## EXERCISE DETAILS
Go through the material below and copy all lines with "Support".

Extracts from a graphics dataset
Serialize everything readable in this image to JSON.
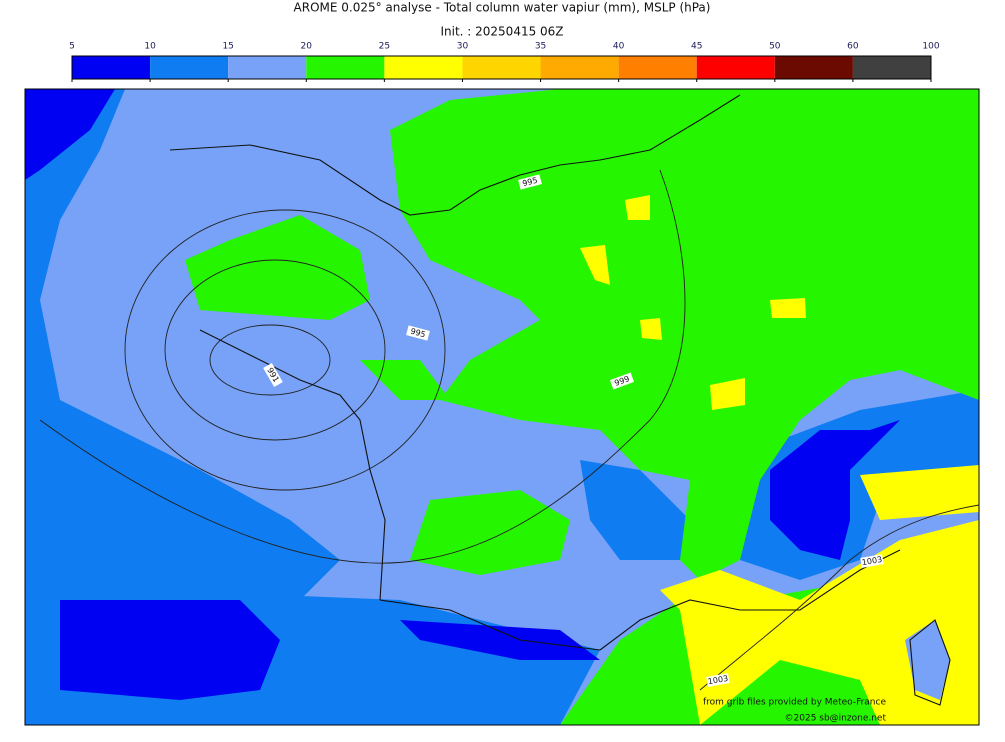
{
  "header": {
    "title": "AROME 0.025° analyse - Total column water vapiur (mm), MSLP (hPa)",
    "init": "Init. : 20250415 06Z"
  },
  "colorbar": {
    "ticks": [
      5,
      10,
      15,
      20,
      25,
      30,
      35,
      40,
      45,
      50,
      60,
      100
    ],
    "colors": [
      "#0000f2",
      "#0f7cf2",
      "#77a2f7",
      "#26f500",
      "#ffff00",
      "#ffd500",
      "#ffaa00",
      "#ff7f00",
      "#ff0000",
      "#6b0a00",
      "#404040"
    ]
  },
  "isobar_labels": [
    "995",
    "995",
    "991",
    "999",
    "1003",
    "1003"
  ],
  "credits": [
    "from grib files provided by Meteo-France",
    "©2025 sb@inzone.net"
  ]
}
...
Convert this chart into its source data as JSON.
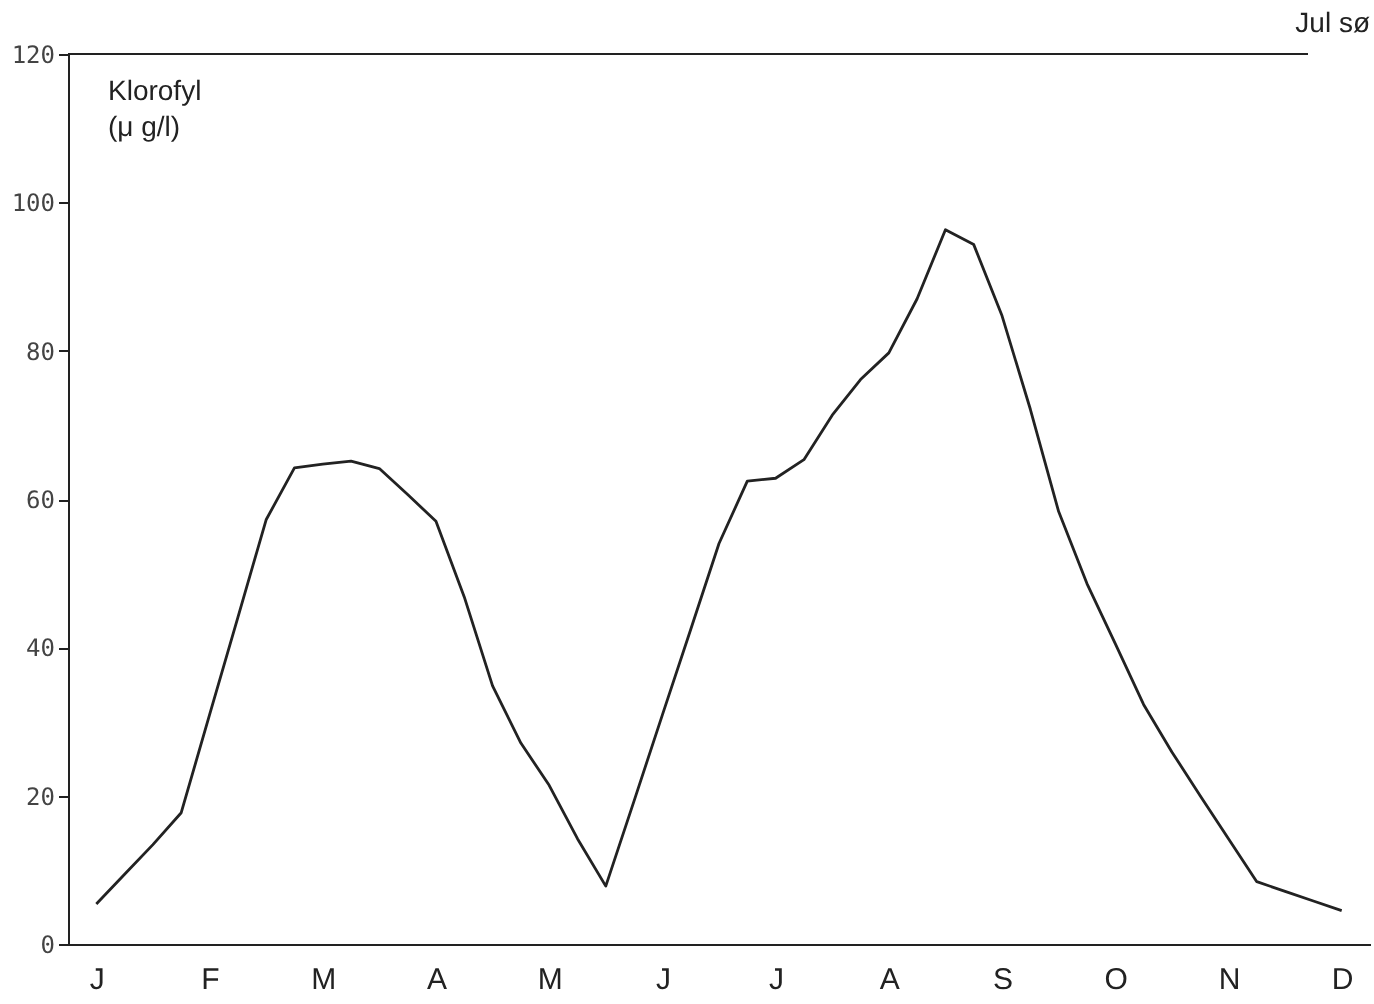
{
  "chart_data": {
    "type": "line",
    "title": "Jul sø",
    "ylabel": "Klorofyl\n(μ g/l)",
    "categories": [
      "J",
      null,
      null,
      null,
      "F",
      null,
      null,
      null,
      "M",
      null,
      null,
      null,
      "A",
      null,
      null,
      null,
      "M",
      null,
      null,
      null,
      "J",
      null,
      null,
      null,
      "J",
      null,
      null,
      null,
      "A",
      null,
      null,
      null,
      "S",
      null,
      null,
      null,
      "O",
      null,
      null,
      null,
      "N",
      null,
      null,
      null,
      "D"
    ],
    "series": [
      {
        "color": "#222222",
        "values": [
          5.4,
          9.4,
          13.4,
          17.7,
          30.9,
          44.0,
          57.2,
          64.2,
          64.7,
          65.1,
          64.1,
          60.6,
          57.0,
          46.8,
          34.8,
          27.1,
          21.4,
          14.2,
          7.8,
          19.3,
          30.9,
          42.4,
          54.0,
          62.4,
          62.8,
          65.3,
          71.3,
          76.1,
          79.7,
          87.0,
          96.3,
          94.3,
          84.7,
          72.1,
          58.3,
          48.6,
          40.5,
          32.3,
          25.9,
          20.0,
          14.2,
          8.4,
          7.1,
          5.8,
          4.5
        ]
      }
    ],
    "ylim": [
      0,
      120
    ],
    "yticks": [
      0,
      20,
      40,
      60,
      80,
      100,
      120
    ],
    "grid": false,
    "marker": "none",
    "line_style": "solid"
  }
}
---
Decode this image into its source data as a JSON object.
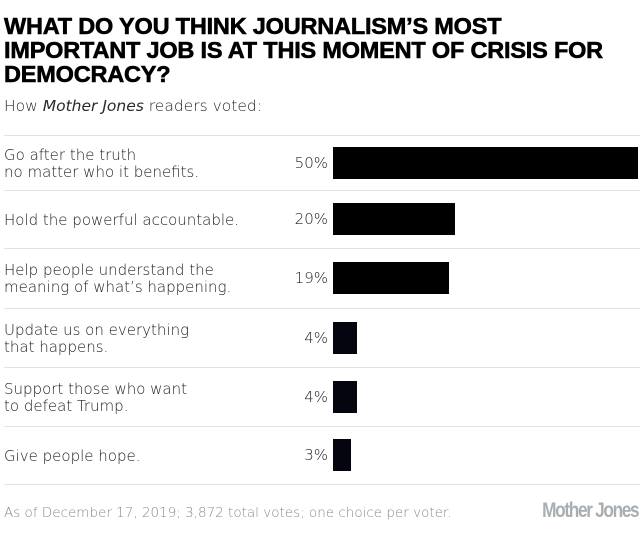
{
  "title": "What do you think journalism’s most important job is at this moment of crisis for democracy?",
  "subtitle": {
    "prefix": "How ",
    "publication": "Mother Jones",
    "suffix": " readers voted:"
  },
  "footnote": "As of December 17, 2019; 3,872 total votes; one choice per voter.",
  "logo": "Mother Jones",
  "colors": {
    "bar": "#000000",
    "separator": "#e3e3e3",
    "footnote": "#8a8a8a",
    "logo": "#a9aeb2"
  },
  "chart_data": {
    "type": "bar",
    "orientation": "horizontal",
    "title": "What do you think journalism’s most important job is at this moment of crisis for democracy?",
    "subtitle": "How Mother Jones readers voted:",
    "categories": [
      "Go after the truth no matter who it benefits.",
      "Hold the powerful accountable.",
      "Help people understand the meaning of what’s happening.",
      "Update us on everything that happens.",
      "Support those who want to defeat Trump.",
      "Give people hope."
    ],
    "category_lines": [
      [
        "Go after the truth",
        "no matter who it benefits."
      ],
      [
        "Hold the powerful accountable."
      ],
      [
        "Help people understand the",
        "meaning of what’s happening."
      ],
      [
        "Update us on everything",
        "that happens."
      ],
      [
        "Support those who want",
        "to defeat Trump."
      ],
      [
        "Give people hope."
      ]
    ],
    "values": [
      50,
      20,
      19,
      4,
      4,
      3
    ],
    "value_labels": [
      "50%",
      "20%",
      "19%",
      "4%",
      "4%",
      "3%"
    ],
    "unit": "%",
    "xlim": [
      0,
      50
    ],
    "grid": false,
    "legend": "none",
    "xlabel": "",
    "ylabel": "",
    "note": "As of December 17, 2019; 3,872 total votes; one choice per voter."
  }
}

## WORKED SOLUTION
      "Support those who want to defeat Trump.",
        "Support those who want",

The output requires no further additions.